++++ Records shown ++++

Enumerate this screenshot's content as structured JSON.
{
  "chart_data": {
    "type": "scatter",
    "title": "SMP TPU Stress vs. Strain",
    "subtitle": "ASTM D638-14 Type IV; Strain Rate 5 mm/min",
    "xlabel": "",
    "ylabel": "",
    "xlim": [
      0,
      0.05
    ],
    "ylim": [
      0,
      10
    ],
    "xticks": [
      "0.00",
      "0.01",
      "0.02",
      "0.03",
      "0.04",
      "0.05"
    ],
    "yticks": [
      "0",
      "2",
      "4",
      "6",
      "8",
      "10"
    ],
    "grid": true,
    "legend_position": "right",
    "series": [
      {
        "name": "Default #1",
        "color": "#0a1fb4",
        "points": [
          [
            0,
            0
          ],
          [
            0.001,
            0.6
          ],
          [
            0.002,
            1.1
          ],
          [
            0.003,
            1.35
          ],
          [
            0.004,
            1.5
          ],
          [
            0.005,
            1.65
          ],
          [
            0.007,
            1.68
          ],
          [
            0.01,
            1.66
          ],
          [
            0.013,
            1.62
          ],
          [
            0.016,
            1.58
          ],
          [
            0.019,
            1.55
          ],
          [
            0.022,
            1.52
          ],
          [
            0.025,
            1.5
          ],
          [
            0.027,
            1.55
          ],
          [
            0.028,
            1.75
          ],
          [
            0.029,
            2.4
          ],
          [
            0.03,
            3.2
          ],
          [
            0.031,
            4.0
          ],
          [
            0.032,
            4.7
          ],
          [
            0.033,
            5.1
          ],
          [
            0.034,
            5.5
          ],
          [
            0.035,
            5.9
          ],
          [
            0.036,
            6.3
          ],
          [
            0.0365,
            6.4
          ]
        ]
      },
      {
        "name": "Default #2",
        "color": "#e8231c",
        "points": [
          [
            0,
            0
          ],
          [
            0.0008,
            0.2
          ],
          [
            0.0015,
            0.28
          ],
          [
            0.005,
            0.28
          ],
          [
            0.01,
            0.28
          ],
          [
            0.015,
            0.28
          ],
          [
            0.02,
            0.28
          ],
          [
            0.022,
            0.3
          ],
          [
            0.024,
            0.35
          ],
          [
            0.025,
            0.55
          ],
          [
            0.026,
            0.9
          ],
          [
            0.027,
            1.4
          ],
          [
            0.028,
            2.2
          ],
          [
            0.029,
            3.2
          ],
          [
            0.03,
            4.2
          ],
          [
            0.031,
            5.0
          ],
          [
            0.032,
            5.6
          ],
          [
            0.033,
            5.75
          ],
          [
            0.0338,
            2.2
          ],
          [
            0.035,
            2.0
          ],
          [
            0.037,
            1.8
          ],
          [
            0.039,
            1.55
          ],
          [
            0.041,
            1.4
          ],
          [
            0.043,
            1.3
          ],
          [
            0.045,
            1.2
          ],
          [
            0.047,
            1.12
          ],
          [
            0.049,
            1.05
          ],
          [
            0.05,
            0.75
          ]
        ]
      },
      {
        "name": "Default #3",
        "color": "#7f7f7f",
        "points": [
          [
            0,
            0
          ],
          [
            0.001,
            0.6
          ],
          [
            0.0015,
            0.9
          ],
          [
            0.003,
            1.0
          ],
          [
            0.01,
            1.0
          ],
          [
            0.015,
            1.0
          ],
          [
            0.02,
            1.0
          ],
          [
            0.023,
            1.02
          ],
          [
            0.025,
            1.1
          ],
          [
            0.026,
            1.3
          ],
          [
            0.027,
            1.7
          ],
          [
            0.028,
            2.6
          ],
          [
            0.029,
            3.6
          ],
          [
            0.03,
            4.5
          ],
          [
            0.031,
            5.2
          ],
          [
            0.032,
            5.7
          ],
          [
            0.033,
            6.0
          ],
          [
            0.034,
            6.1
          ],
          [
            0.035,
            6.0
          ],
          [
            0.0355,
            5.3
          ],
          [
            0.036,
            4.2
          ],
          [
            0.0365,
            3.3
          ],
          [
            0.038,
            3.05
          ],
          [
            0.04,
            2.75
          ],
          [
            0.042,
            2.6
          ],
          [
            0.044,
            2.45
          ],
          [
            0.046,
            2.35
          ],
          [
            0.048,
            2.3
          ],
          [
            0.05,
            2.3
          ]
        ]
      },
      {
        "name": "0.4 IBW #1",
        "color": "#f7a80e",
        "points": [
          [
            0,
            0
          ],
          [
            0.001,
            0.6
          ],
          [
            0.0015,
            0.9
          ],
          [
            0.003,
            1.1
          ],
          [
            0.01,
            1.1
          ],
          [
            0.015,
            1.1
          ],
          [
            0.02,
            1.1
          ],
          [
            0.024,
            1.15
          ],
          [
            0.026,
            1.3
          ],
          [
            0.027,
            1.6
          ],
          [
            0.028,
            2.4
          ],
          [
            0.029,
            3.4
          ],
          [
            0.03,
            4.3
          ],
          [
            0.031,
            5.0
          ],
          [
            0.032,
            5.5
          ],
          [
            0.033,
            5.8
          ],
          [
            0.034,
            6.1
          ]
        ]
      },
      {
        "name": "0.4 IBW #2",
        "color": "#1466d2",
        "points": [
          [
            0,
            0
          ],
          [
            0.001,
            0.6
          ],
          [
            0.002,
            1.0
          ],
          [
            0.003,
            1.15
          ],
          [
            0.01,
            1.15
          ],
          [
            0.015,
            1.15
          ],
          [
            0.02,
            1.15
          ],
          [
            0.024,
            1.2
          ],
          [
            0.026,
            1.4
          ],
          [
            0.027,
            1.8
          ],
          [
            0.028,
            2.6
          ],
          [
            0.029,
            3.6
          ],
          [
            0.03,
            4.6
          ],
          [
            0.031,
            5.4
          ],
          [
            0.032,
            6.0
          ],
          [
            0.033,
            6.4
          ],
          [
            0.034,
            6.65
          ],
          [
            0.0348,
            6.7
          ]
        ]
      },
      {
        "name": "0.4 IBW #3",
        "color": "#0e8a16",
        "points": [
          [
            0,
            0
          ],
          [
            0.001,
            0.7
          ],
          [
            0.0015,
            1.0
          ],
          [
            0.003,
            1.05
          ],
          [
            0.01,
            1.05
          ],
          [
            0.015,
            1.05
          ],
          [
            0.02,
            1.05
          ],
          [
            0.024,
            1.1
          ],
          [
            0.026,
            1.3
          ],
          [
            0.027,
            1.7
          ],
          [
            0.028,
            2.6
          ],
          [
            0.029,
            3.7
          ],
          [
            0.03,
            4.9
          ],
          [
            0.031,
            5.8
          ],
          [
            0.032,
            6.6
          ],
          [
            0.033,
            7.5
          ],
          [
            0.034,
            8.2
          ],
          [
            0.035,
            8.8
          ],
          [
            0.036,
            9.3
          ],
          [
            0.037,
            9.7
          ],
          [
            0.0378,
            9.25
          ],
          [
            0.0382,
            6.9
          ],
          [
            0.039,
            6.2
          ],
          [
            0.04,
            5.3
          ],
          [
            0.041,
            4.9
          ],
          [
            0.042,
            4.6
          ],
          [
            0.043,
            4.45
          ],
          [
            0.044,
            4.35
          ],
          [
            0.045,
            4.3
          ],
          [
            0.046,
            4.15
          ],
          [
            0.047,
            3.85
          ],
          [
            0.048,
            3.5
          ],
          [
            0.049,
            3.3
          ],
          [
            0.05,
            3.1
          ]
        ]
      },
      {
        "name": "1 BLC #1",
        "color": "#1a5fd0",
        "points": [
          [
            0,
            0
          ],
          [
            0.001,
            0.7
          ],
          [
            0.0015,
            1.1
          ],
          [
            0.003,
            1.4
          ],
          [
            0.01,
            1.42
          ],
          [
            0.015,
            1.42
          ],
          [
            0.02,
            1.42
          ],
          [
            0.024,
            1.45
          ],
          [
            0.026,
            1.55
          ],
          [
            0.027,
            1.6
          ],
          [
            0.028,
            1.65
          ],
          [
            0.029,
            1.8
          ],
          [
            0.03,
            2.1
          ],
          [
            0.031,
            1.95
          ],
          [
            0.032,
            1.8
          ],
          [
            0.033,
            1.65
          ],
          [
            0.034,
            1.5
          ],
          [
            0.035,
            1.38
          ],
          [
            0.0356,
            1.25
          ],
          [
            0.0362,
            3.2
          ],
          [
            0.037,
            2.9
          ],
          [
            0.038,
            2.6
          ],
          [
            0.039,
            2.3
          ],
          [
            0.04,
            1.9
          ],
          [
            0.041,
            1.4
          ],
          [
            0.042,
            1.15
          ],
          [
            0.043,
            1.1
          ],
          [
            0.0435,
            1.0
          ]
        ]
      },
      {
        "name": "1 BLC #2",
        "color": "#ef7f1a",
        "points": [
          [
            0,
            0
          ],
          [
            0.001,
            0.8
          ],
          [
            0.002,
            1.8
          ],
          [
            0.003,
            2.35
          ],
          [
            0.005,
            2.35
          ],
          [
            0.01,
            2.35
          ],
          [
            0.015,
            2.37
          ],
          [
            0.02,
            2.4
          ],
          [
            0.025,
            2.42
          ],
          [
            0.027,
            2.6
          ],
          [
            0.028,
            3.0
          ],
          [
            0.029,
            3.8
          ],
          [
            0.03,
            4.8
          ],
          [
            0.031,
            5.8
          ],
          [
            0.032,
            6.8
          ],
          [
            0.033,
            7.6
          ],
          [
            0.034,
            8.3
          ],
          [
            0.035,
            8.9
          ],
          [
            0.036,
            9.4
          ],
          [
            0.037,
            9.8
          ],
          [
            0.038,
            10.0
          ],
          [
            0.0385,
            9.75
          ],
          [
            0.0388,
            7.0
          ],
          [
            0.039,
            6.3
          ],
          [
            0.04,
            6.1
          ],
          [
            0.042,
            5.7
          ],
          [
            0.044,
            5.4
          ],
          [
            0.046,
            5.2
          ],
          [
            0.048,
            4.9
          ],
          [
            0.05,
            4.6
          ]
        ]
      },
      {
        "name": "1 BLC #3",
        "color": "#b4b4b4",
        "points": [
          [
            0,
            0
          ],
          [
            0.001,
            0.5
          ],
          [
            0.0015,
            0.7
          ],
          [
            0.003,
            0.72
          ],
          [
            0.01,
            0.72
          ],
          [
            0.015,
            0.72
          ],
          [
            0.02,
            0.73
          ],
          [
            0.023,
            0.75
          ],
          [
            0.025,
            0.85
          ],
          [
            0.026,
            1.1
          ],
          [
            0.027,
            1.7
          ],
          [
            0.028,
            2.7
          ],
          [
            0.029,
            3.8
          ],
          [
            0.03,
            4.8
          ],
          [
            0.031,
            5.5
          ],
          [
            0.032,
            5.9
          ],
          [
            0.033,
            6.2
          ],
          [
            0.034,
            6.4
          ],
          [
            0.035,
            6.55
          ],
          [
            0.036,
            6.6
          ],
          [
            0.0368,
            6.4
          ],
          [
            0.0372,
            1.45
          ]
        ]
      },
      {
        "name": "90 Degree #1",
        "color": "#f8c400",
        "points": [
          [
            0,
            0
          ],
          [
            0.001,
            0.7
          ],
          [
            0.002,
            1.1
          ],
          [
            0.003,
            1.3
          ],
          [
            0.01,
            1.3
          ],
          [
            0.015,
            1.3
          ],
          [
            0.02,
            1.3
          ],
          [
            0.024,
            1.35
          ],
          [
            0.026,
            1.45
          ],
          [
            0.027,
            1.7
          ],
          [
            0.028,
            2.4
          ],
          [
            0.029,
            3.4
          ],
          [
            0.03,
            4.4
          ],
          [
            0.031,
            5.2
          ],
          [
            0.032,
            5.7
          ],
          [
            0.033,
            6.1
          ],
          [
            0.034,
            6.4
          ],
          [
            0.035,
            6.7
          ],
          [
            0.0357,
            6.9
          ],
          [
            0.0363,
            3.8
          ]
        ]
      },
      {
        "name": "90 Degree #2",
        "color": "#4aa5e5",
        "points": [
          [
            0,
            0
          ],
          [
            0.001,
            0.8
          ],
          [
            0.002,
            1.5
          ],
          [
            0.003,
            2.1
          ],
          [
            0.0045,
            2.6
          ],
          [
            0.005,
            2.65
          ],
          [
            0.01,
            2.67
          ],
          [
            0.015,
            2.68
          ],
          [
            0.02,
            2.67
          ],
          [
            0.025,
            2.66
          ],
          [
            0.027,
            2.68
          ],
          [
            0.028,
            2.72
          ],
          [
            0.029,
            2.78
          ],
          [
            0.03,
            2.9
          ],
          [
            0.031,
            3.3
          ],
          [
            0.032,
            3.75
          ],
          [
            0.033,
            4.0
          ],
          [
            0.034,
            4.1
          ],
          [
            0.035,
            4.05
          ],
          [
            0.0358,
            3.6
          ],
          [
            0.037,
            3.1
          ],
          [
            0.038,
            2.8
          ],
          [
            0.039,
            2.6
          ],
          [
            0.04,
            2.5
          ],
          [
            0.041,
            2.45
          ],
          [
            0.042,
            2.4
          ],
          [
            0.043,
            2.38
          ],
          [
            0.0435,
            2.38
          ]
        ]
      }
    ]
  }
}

++++

Pull out all lines containing "Strain".

    "title": "SMP TPU Stress vs. Strain",
    "subtitle": "ASTM D638-14 Type IV; Strain Rate 5 mm/min",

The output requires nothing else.